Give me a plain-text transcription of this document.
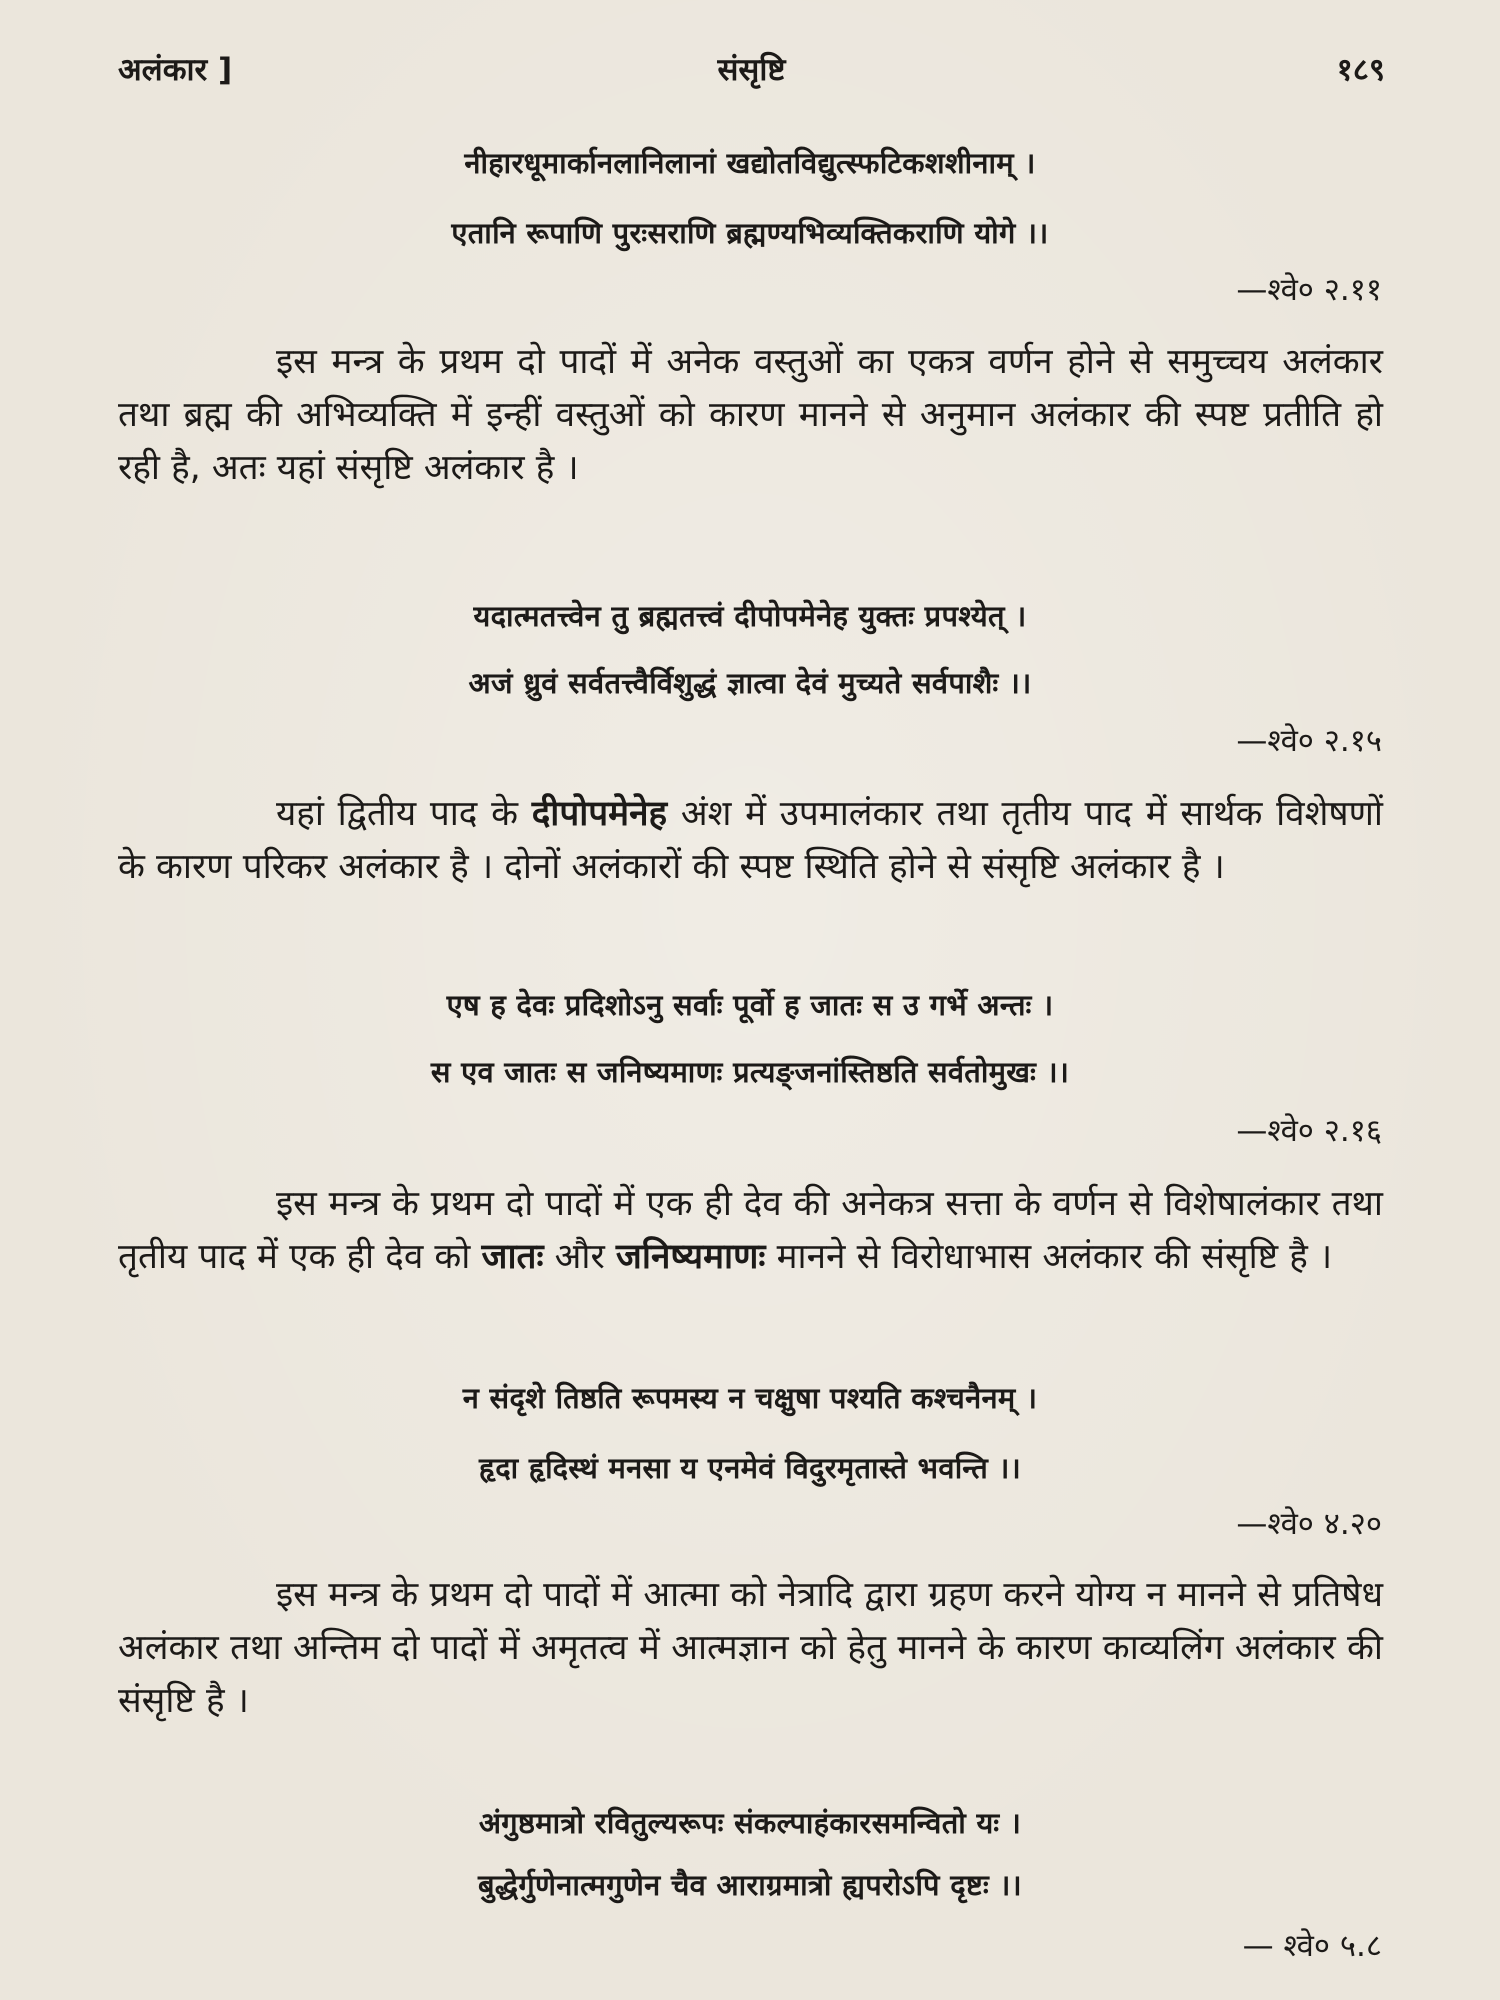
अलंकार ]	संसृष्टि	१८९
नीहारधूमार्कानलानिलानां खद्योतविद्युत्स्फटिकशशीनाम् ।
एतानि रूपाणि पुरःसराणि ब्रह्मण्यभिव्यक्तिकराणि योगे ।।
—श्वे० २.११

इस मन्त्र के प्रथम दो पादों में अनेक वस्तुओं का एकत्र वर्णन होने से समुच्चय अलंकार तथा ब्रह्म की अभिव्यक्ति में इन्हीं वस्तुओं को कारण मानने से अनुमान अलंकार की स्पष्ट प्रतीति हो रही है, अतः यहां संसृष्टि अलंकार है ।

यदात्मतत्त्वेन तु ब्रह्मतत्त्वं दीपोपमेनेह युक्तः प्रपश्येत् ।
अजं ध्रुवं सर्वतत्त्वैर्विशुद्धं ज्ञात्वा देवं मुच्यते सर्वपाशैः ।।
—श्वे० २.१५

यहां द्वितीय पाद के दीपोपमेनेह अंश में उपमालंकार तथा तृतीय पाद में सार्थक विशेषणों के कारण परिकर अलंकार है । दोनों अलंकारों की स्पष्ट स्थिति होने से संसृष्टि अलंकार है ।

एष ह देवः प्रदिशोऽनु सर्वाः पूर्वो ह जातः स उ गर्भे अन्तः ।
स एव जातः स जनिष्यमाणः प्रत्यङ्जनांस्तिष्ठति सर्वतोमुखः ।।
—श्वे० २.१६

इस मन्त्र के प्रथम दो पादों में एक ही देव की अनेकत्र सत्ता के वर्णन से विशेषालंकार तथा तृतीय पाद में एक ही देव को जातः और जनिष्यमाणः मानने से विरोधाभास अलंकार की संसृष्टि है ।

न संदृशे तिष्ठति रूपमस्य न चक्षुषा पश्यति कश्चनैनम् ।
हृदा हृदिस्थं मनसा य एनमेवं विदुरमृतास्ते भवन्ति ।।
—श्वे० ४.२०

इस मन्त्र के प्रथम दो पादों में आत्मा को नेत्रादि द्वारा ग्रहण करने योग्य न मानने से प्रतिषेध अलंकार तथा अन्तिम दो पादों में अमृतत्व में आत्मज्ञान को हेतु मानने के कारण काव्यलिंग अलंकार की संसृष्टि है ।

अंगुष्ठमात्रो रवितुल्यरूपः संकल्पाहंकारसमन्वितो यः ।
बुद्धेर्गुणेनात्मगुणेन चैव आराग्रमात्रो ह्यपरोऽपि दृष्टः ।।
— श्वे० ५.८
======
#### Task goal:
Print the listing above in full, exactly as written. Omit any pictures.

#### Completed task:
Give me a plain-text transcription of this document.
अलंकार ]	संसृष्टि	१८९
नीहारधूमार्कानलानिलानां खद्योतविद्युत्स्फटिकशशीनाम् ।
एतानि रूपाणि पुरःसराणि ब्रह्मण्यभिव्यक्तिकराणि योगे ।।
—श्वे० २.११

इस मन्त्र के प्रथम दो पादों में अनेक वस्तुओं का एकत्र वर्णन होने से समुच्चय अलंकार तथा ब्रह्म की अभिव्यक्ति में इन्हीं वस्तुओं को कारण मानने से अनुमान अलंकार की स्पष्ट प्रतीति हो रही है, अतः यहां संसृष्टि अलंकार है ।

यदात्मतत्त्वेन तु ब्रह्मतत्त्वं दीपोपमेनेह युक्तः प्रपश्येत् ।
अजं ध्रुवं सर्वतत्त्वैर्विशुद्धं ज्ञात्वा देवं मुच्यते सर्वपाशैः ।।
—श्वे० २.१५

यहां द्वितीय पाद के दीपोपमेनेह अंश में उपमालंकार तथा तृतीय पाद में सार्थक विशेषणों के कारण परिकर अलंकार है । दोनों अलंकारों की स्पष्ट स्थिति होने से संसृष्टि अलंकार है ।

एष ह देवः प्रदिशोऽनु सर्वाः पूर्वो ह जातः स उ गर्भे अन्तः ।
स एव जातः स जनिष्यमाणः प्रत्यङ्जनांस्तिष्ठति सर्वतोमुखः ।।
—श्वे० २.१६

इस मन्त्र के प्रथम दो पादों में एक ही देव की अनेकत्र सत्ता के वर्णन से विशेषालंकार तथा तृतीय पाद में एक ही देव को जातः और जनिष्यमाणः मानने से विरोधाभास अलंकार की संसृष्टि है ।

न संदृशे तिष्ठति रूपमस्य न चक्षुषा पश्यति कश्चनैनम् ।
हृदा हृदिस्थं मनसा य एनमेवं विदुरमृतास्ते भवन्ति ।।
—श्वे० ४.२०

इस मन्त्र के प्रथम दो पादों में आत्मा को नेत्रादि द्वारा ग्रहण करने योग्य न मानने से प्रतिषेध अलंकार तथा अन्तिम दो पादों में अमृतत्व में आत्मज्ञान को हेतु मानने के कारण काव्यलिंग अलंकार की संसृष्टि है ।

अंगुष्ठमात्रो रवितुल्यरूपः संकल्पाहंकारसमन्वितो यः ।
बुद्धेर्गुणेनात्मगुणेन चैव आराग्रमात्रो ह्यपरोऽपि दृष्टः ।।
— श्वे० ५.८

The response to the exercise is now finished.